--- WHAT THE EXERCISE ASKS ---
Copy every line in which the string "разрушения" occurs.

--- RECORDS FOR THE EXERCISE ---
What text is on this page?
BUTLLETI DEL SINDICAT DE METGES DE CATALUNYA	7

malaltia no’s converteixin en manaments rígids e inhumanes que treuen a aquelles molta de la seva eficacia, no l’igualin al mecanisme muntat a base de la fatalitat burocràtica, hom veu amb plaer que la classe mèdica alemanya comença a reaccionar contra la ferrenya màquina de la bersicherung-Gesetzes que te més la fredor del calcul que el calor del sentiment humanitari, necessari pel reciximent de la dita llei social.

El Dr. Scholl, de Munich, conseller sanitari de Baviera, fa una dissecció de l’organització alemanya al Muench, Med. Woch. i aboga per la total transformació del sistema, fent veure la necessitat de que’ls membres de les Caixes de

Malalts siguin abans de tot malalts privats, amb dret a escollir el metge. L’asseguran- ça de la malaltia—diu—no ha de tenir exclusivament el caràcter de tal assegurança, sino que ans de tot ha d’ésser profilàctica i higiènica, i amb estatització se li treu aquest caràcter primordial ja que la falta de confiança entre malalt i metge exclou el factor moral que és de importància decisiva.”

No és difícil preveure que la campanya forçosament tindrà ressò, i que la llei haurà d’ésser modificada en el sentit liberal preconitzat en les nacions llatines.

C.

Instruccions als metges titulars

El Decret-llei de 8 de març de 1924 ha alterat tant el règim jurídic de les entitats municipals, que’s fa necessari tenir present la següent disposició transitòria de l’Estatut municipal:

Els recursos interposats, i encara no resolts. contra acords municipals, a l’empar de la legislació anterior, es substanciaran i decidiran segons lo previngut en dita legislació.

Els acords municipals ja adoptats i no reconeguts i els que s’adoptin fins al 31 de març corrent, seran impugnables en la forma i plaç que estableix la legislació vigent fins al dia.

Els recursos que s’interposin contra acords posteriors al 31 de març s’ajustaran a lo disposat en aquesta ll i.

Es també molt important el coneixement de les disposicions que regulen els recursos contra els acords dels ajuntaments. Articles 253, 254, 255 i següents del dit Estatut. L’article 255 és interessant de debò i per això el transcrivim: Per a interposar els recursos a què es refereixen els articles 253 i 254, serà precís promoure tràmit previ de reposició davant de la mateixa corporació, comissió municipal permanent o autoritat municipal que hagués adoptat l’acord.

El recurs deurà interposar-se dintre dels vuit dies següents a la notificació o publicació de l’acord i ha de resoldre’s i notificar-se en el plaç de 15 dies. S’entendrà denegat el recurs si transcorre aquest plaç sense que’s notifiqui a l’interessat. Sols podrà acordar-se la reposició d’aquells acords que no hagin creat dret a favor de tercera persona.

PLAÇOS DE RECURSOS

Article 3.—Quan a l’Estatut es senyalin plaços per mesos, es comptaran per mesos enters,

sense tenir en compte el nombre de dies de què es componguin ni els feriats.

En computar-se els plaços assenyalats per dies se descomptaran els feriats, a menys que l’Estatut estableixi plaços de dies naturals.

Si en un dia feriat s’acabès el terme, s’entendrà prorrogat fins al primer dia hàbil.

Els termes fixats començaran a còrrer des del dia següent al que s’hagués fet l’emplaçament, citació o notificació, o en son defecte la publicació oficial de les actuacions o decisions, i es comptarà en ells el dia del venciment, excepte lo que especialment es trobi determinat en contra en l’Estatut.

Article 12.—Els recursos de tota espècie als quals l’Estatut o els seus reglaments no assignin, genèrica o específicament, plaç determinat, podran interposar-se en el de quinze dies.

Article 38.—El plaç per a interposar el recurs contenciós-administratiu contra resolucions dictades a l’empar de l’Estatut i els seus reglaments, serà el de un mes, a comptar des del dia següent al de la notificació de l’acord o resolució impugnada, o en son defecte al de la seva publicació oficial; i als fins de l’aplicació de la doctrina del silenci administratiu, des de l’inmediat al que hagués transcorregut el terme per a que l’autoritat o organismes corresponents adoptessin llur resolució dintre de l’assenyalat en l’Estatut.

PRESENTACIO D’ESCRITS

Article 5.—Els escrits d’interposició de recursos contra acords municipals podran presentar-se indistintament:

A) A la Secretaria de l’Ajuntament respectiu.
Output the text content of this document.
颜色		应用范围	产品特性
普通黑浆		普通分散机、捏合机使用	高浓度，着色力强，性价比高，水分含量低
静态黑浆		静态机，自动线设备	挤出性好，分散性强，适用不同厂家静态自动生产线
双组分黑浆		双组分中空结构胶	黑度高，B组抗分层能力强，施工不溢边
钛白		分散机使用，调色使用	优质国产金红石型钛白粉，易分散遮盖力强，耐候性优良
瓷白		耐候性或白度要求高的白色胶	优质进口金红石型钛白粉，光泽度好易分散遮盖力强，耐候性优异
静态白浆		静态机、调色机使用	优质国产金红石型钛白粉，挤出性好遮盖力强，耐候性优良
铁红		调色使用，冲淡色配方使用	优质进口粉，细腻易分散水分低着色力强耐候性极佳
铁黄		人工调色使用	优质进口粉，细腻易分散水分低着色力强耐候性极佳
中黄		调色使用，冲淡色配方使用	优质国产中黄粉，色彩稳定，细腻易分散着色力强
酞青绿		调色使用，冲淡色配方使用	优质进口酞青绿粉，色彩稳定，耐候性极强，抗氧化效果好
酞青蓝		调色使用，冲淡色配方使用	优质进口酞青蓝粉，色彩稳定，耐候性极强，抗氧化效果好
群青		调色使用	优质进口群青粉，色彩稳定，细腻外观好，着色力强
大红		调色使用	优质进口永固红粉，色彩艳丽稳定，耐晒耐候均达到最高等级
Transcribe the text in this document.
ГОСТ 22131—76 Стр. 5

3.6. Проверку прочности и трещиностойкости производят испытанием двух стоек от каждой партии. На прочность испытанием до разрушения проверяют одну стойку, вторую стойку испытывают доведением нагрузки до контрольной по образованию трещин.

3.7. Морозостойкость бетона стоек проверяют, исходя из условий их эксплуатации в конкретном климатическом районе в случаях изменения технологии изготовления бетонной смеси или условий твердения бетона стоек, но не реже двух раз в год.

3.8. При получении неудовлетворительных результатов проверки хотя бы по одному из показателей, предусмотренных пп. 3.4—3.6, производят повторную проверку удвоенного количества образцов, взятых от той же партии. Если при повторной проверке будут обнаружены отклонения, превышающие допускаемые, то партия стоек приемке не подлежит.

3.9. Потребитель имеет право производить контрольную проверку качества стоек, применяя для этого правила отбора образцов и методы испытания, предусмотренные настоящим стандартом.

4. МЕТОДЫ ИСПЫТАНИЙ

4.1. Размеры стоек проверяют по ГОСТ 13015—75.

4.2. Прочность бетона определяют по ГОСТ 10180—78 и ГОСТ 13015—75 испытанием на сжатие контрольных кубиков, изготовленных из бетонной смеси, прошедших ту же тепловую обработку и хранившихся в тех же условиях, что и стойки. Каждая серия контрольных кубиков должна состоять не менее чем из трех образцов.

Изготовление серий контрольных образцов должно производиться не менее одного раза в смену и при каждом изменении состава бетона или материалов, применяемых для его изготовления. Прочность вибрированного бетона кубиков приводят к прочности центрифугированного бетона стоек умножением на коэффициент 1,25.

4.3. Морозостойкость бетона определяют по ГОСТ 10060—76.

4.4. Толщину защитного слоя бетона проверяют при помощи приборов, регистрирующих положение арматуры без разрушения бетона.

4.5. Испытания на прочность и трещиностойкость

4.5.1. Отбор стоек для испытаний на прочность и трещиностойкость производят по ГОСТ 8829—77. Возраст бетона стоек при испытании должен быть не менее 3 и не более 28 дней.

--- TASK OUTPUT ---
3.6. Проверку прочности и трещиностойкости производят испытанием двух стоек от каждой партии. На прочность испытанием до разрушения проверяют одну стойку, вторую стойку испытывают доведением нагрузки до контрольной по образованию трещин.
4.4. Толщину защитного слоя бетона проверяют при помощи приборов, регистрирующих положение арматуры без разрушения бетона.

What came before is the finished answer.